- **DIRECTIVE 1**:
In the exhibition announcement, what is the name of the exhibition in which the new works will be presented?
- **DIRECTIVE 2**:
Copy the passage of the exhibition announcement starting at "1 August – 18" and ending at "of live performances.".

- **TEXT EXCERPT**:

☆ ☆ ☆ ☆ ☆ ☆ ☆

After the Revolution, Who Will Clean Up the Mess?

1 August – 18 October 2014

Ellie Harrison, The History of Revolution: Ellie Harrison's Fireworks Display, 2010, photograph by Paul Knight

This year, as the fine art community reflects on the past 25 years of contemporary art in Scotland, we are delighted to focus on the upcoming generation in a series of new works by emerging artists co-commissioned with Talbot Rice. The works will be presented within Counterpoint, an exhibition which aims to expand critical and conceptual thinking about visual art in relation to other subjects of learning. The selected artists all have a strong performative quality within their practice, and the commissioned artworks will be accompanied by a series of live performances.

☆ ☆ ☆ ☆ ☆ ☆ ☆

- **EXTRACTED INFORMATION**:
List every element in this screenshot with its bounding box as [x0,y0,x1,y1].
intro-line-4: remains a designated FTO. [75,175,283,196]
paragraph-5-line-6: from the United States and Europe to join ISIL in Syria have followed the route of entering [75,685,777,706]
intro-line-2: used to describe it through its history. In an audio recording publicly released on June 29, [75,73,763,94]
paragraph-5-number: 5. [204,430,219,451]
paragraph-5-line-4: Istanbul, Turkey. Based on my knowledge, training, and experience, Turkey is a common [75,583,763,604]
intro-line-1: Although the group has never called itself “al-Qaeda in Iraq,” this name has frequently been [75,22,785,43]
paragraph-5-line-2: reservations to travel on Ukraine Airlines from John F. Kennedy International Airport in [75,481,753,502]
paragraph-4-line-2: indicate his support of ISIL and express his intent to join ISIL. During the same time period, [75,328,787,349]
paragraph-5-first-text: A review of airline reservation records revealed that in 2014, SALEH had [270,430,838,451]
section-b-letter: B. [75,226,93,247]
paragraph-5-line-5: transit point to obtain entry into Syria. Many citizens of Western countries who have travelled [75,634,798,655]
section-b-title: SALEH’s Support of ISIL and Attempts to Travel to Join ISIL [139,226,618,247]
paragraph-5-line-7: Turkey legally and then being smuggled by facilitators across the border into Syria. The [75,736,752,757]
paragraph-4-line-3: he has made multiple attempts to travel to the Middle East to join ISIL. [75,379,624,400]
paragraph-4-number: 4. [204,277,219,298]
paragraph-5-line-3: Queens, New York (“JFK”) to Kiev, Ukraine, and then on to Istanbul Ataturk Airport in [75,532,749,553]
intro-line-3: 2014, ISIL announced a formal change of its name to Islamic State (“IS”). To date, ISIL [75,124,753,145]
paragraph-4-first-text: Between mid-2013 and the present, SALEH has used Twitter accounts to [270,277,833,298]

☆ ☆ ☆ ☆ ☆ ☆ ☆

- **EXPECTED ANSWER 1**:
Counterpoint

- **EXPECTED ANSWER 2**:
1 August – 18 October 2014

Ellie Harrison, The History of Revolution: Ellie Harrison's Fireworks Display, 2010, photograph by Paul Knight

This year, as the fine art community reflects on the past 25 years of contemporary art in Scotland, we are delighted to focus on the upcoming generation in a series of new works by emerging artists co-commissioned with Talbot Rice. The works will be presented within Counterpoint, an exhibition which aims to expand critical and conceptual thinking about visual art in relation to other subjects of learning. The selected artists all have a strong performative quality within their practice, and the commissioned artworks will be accompanied by a series of live performances.